Home / Growth assets / Lessons from over a decade investing in Asia

Lessons from over a decade investing in Asia

Growth assets

“It’s like drinking from a firehose.”

  • That’s the way Qiao Ma describes the experience of meeting with some of China’s, and Asia’s for that matter, emerging group of company leaders. Speaking at The Inside Network’s Equities & Growth Assets Symposium, Qiao was challenged to deliver unique insights from her extensive experience pounding the pavement in one of the world’s most exciting investment markets.

    Emerging markets have been among the most popular destinations for capital over the last year, with investors large and small seeking growth and diversification outside the traditional US-dominated mega-caps. Yet Qiao warns that “all isn’t always as it seems” in Asia. In fact, she highlights that “over one-third of companies on emerging market indices are actually state-owned enterprises.” Clearly this fact has been under-appreciated by many; it would likely be difficult to convince investors who did that this was the best use of their capital. 

    The giveaway, suggests Qiao, is a “well-dressed CEO surrounded by piles of paperwork offering a plethora of statistics.” In many cases, she says, an experienced investor can quickly determine if they are speaking to a politician (rather than a founder) who is more worried about their political career than the future of the company. These companies clearly have a role to play in Asia, she says, with many involved in commodities, manufacturing and energy, but it is simply “not the pond we like to fish in” at the founder-focused Cooper Investors.

    With more than $13 billion in assets under management across global equity markets from Asia to Europe, the firm undertakes more than 500 company visits a year in its pursuit for quality leaders and founder-led companies. The results speak for themselves after two decades in operation, yet the approach requires a significant amount of groundwork.

    Speaking regularly about her early meeting with Alibaba founder Jack Ma, Qiao highlights the “massive upgrade in management team quality” that has occurred in Asia over the last decade alone. Just ten years ago, she suggests, it “would have been difficult” to put together a portfolio of 50 Asian companies and be confident that the company managers were of at least similar quality to the US. But now, the team at Cooper has identified a group of over 150 companies with the integrity, governance and leadership quality that is “every bit as good as the rest of the world.”
▬▬▬▬▬▬▬▬▬▬
**Written request A**
Translate this sentence from the article on investing in Asia into French: "The results speak for themselves after two decades in operation, yet the approach requires a significant amount of groundwork."
▬▬▬▬▬▬▬▬▬▬
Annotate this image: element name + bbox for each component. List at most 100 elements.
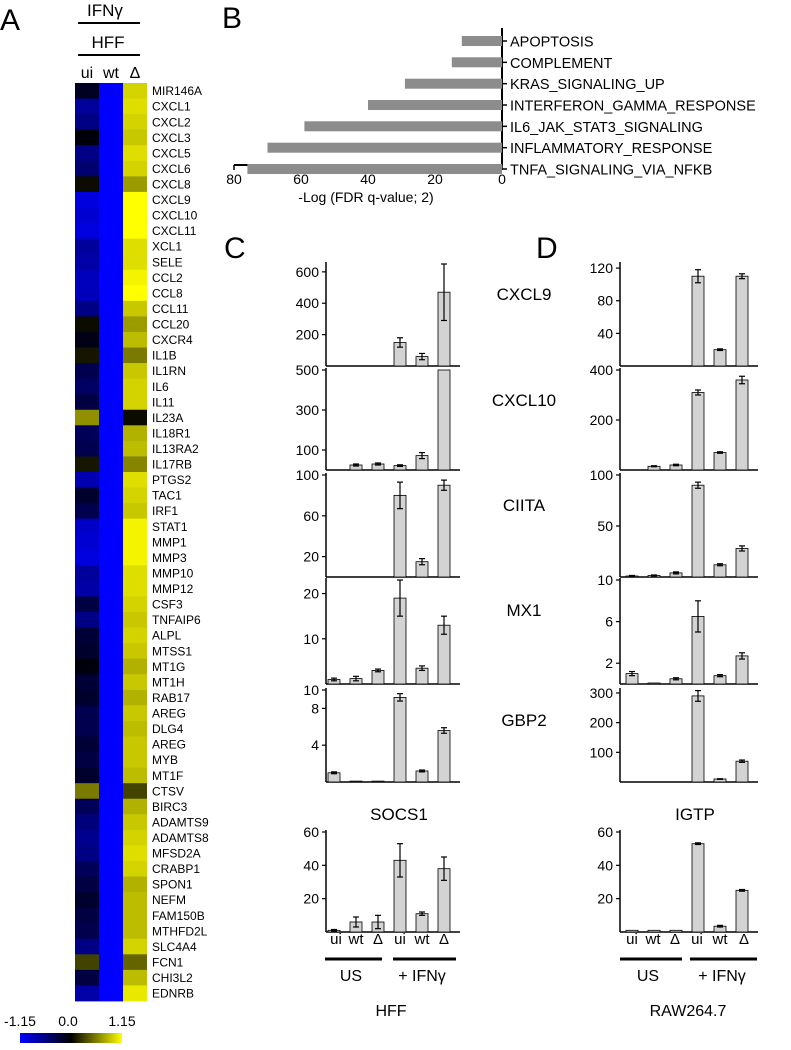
heatmap-cell <box>123 487 147 504</box>
heatmap-gene-label: IL1B <box>152 349 177 363</box>
heatmap-cell <box>123 689 147 706</box>
panel-d-bar <box>625 929 639 933</box>
panel-c-bar <box>437 484 451 578</box>
heatmap-gene-label: XCL1 <box>152 240 182 254</box>
heatmap-cell <box>99 627 123 644</box>
heatmap-gene-label: MMP12 <box>152 582 194 596</box>
heatmap-gene-label: BIRC3 <box>152 800 188 814</box>
heatmap-cell <box>99 269 123 286</box>
heatmap-gene-label: IL6 <box>152 380 169 394</box>
heatmap-cell <box>123 503 147 520</box>
heatmap-gene-label: CSF3 <box>152 598 183 612</box>
heatmap-cell <box>123 409 147 426</box>
heatmap-cell <box>99 705 123 722</box>
heatmap-cell <box>75 378 99 395</box>
heatmap-cell <box>99 580 123 597</box>
heatmap-cell <box>123 752 147 769</box>
panel-b-chart: 80 60 40 20 0 APOPTOSIS COMPLEMENT KRAS_SIGNALI… <box>226 28 756 187</box>
heatmap-gene-label: MTSS1 <box>152 644 192 658</box>
panel-d-bar <box>691 392 705 471</box>
panel-c-y-tick-label: 60 <box>303 508 319 524</box>
panel-d-bar <box>691 484 705 578</box>
panel-d-y-tick-label: 10 <box>597 572 613 588</box>
heatmap-cell <box>99 596 123 613</box>
heatmap-cell <box>99 907 123 924</box>
panel-d-bar <box>691 695 705 783</box>
panel-d-bar <box>713 349 727 367</box>
heatmap-cell <box>123 720 147 737</box>
heatmap-col-wt: wt <box>102 65 120 82</box>
panel-b-category-label: TNFA_SIGNALING_VIA_NFKB <box>510 163 712 179</box>
heatmap-cell <box>99 783 123 800</box>
heatmap-cell <box>99 394 123 411</box>
panel-b-x-tick-label: 20 <box>427 171 443 187</box>
panel-b-x-tick-label: 40 <box>360 171 376 187</box>
panel-c-group-labels: ui wt Δ ui wt Δ US + IFNγ HFF <box>325 931 456 1020</box>
panel-label-a: A <box>0 4 20 37</box>
heatmap-header-treatment: IFNγ <box>87 1 123 20</box>
heatmap-cell <box>123 923 147 940</box>
heatmap-cell <box>123 347 147 364</box>
heatmap-cell <box>123 331 147 348</box>
heatmap-cell <box>123 394 147 411</box>
panel-c-y-tick-label: 400 <box>296 295 320 311</box>
heatmap-cell <box>99 363 123 380</box>
heatmap-gene-label: SPON1 <box>152 878 193 892</box>
panel-d-bar <box>713 564 727 578</box>
panel-d-bar <box>735 275 749 367</box>
heatmap-cell <box>75 580 99 597</box>
panel-b-bar <box>404 78 503 89</box>
panel-c-charts: 200 400 600 CXCL9 100 300 500 CXCL10 20 60 100 CIIT… <box>296 262 556 933</box>
heatmap-cell <box>75 549 99 566</box>
heatmap-gene-label: CXCL5 <box>152 146 191 160</box>
panel-d-bar <box>735 760 749 783</box>
heatmap-cell <box>123 783 147 800</box>
panel-c-y-tick-label: 4 <box>311 737 319 753</box>
heatmap-cell <box>99 285 123 302</box>
panel-b-bar <box>461 36 502 46</box>
panel-c-us-label: US <box>340 968 362 985</box>
panel-d-y-tick-label: 400 <box>590 362 614 378</box>
panel-c-y-tick-label: 40 <box>303 857 319 873</box>
heatmap-cell <box>75 456 99 473</box>
heatmap-cell <box>123 285 147 302</box>
panel-c-ifn-label: + IFNγ <box>398 968 446 985</box>
heatmap-cell <box>99 440 123 457</box>
heatmap-cell <box>99 534 123 551</box>
heatmap-cell <box>75 503 99 520</box>
heatmap-cell <box>75 689 99 706</box>
heatmap-cell <box>75 969 99 986</box>
heatmap-cell <box>123 612 147 628</box>
panel-d-charts: 40 80 120 200 400 50 100 2 6 10 100 200 300 20 40 60 IGT… <box>590 260 758 933</box>
panel-b-category-label: INFLAMMATORY_RESPONSE <box>510 141 713 157</box>
heatmap-gene-label: CXCL9 <box>152 193 191 207</box>
heatmap-gene-label: SELE <box>152 255 183 269</box>
heatmap-cell <box>99 798 123 815</box>
heatmap-cell <box>75 425 99 442</box>
heatmap-gene-label: ALPL <box>152 629 182 643</box>
panel-b-category-label: KRAS_SIGNALING_UP <box>510 77 665 93</box>
heatmap-cell <box>99 658 123 675</box>
heatmap-cell <box>123 596 147 613</box>
heatmap-cell <box>75 643 99 660</box>
heatmap-cell <box>99 674 123 691</box>
panel-b-x-tick-label: 0 <box>498 171 506 187</box>
panel-d-y-tick-label: 100 <box>590 467 614 483</box>
heatmap-gene-label: STAT1 <box>152 520 188 534</box>
heatmap-gene-label: MMP10 <box>152 566 194 580</box>
heatmap-cell <box>75 612 99 628</box>
heatmap-gene-label: MMP3 <box>152 551 187 565</box>
heatmap-cell <box>75 627 99 644</box>
heatmap-gene-label: FAM150B <box>152 909 205 923</box>
heatmap-gene-label: ADAMTS9 <box>152 815 209 829</box>
heatmap-cell <box>75 160 99 177</box>
panel-d-bar <box>735 655 749 685</box>
panel-c-y-tick-label: 10 <box>303 682 319 698</box>
heatmap-cell <box>75 347 99 364</box>
heatmap-gene-label: NEFM <box>152 893 186 907</box>
heatmap-cell <box>75 331 99 348</box>
heatmap-cell <box>123 627 147 644</box>
heatmap-col-delta: Δ <box>130 65 141 82</box>
panel-c-bar <box>349 780 363 783</box>
heatmap-cell <box>123 534 147 551</box>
▬▬▬▬▬▬▬▬▬▬
**Written request B**
Format the lines of the records between the line holding "heatmap-cell <box>123 487 147 504</box>" and the line holding "heatmap-cell <box>99 627 123 644</box>", inclusive, as a Markdown table with the columns Row and Line, numbering each line and leaving out blank lines. Include only those lines.

**Correct response A**
Les résultats parlent d'eux-mêmes après deux décennies d'activité, mais cette approche exige un important travail de terrain.

**Correct response B**
| Row | Line |
|---|---|
| 1 | heatmap-cell <box>123 487 147 504</box> |
| 2 | heatmap-gene-label: IL1B <box>152 349 177 363</box> |
| 3 | heatmap-cell <box>123 689 147 706</box> |
| 4 | panel-d-bar <box>625 929 639 933</box> |
| 5 | panel-c-bar <box>437 484 451 578</box> |
| 6 | heatmap-gene-label: XCL1 <box>152 240 182 254</box> |
| 7 | heatmap-cell <box>99 627 123 644</box> |